Please pull out every line that includes the string "icon".

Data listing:

——————————

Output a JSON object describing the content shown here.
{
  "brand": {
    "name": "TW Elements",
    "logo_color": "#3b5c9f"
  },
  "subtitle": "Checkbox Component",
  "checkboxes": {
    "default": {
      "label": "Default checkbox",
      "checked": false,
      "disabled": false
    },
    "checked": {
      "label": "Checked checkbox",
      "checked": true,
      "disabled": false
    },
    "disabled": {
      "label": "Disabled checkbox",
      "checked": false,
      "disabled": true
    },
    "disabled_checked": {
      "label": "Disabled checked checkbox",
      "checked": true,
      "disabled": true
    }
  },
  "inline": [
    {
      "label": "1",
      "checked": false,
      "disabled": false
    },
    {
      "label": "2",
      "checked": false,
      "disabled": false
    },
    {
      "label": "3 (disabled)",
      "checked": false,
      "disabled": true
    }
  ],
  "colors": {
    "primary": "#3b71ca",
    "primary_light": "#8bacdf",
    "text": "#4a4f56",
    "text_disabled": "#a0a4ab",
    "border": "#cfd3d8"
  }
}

——————————

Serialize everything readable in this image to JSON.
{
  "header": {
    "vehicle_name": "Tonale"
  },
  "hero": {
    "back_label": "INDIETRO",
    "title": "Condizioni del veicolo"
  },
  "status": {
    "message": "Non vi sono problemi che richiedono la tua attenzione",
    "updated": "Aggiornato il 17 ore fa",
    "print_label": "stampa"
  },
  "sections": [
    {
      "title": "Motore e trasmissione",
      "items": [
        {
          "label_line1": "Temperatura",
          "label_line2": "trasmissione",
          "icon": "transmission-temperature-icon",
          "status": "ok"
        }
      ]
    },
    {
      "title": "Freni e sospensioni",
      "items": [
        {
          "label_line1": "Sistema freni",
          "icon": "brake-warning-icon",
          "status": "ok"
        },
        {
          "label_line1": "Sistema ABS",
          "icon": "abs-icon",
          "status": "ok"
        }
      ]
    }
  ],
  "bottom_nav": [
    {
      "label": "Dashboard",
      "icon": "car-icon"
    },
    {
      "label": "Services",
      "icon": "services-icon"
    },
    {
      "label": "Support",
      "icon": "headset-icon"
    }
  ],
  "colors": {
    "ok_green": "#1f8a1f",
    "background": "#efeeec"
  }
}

——————————

• [TASK RESPONSE]:
          "icon": "transmission-temperature-icon",
          "icon": "brake-warning-icon",
          "icon": "abs-icon",
      "icon": "car-icon"
      "icon": "services-icon"
      "icon": "headset-icon"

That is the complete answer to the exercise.